## Exercise task
Every record should be written out exactly, please.

==== Data shown ====

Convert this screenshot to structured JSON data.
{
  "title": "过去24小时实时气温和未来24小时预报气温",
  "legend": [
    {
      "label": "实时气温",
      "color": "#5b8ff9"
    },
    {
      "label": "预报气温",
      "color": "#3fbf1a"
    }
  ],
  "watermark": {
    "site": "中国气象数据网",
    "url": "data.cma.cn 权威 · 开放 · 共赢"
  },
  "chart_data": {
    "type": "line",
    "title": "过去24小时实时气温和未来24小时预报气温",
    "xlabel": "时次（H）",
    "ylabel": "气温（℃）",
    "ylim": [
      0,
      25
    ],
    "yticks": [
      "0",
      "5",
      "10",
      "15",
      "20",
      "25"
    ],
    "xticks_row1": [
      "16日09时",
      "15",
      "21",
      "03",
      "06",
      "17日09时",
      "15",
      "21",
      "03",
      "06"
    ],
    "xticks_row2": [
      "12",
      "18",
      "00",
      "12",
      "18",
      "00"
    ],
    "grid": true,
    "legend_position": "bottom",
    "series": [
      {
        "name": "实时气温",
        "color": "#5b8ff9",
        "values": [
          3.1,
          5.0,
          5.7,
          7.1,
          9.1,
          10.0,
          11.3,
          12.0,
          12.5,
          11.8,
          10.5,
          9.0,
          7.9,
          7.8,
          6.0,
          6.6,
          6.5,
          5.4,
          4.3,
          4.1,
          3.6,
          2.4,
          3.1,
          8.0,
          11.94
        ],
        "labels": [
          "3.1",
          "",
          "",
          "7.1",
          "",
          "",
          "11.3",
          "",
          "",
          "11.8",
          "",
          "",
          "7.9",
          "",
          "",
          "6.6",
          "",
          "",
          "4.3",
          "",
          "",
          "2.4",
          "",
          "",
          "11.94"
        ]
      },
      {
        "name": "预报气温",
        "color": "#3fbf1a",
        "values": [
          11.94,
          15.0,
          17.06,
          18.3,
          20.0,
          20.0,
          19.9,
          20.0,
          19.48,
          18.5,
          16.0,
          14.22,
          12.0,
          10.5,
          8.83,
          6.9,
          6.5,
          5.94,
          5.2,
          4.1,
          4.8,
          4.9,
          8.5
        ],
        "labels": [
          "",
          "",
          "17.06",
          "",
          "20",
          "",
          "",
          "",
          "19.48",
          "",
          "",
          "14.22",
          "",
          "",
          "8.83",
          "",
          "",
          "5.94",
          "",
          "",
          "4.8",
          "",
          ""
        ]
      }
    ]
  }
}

====

## Exercise response
Convert this screenshot to structured JSON data.
{
  "title": "过去24小时实时气温和未来24小时预报气温",
  "legend": [
    {
      "label": "实时气温",
      "color": "#5b8ff9"
    },
    {
      "label": "预报气温",
      "color": "#3fbf1a"
    }
  ],
  "watermark": {
    "site": "中国气象数据网",
    "url": "data.cma.cn 权威 · 开放 · 共赢"
  },
  "chart_data": {
    "type": "line",
    "title": "过去24小时实时气温和未来24小时预报气温",
    "xlabel": "时次（H）",
    "ylabel": "气温（℃）",
    "ylim": [
      0,
      25
    ],
    "yticks": [
      "0",
      "5",
      "10",
      "15",
      "20",
      "25"
    ],
    "xticks_row1": [
      "16日09时",
      "15",
      "21",
      "03",
      "06",
      "17日09时",
      "15",
      "21",
      "03",
      "06"
    ],
    "xticks_row2": [
      "12",
      "18",
      "00",
      "12",
      "18",
      "00"
    ],
    "grid": true,
    "legend_position": "bottom",
    "series": [
      {
        "name": "实时气温",
        "color": "#5b8ff9",
        "values": [
          3.1,
          5.0,
          5.7,
          7.1,
          9.1,
          10.0,
          11.3,
          12.0,
          12.5,
          11.8,
          10.5,
          9.0,
          7.9,
          7.8,
          6.0,
          6.6,
          6.5,
          5.4,
          4.3,
          4.1,
          3.6,
          2.4,
          3.1,
          8.0,
          11.94
        ],
        "labels": [
          "3.1",
          "",
          "",
          "7.1",
          "",
          "",
          "11.3",
          "",
          "",
          "11.8",
          "",
          "",
          "7.9",
          "",
          "",
          "6.6",
          "",
          "",
          "4.3",
          "",
          "",
          "2.4",
          "",
          "",
          "11.94"
        ]
      },
      {
        "name": "预报气温",
        "color": "#3fbf1a",
        "values": [
          11.94,
          15.0,
          17.06,
          18.3,
          20.0,
          20.0,
          19.9,
          20.0,
          19.48,
          18.5,
          16.0,
          14.22,
          12.0,
          10.5,
          8.83,
          6.9,
          6.5,
          5.94,
          5.2,
          4.1,
          4.8,
          4.9,
          8.5
        ],
        "labels": [
          "",
          "",
          "17.06",
          "",
          "20",
          "",
          "",
          "",
          "19.48",
          "",
          "",
          "14.22",
          "",
          "",
          "8.83",
          "",
          "",
          "5.94",
          "",
          "",
          "4.8",
          "",
          ""
        ]
      }
    ]
  }
}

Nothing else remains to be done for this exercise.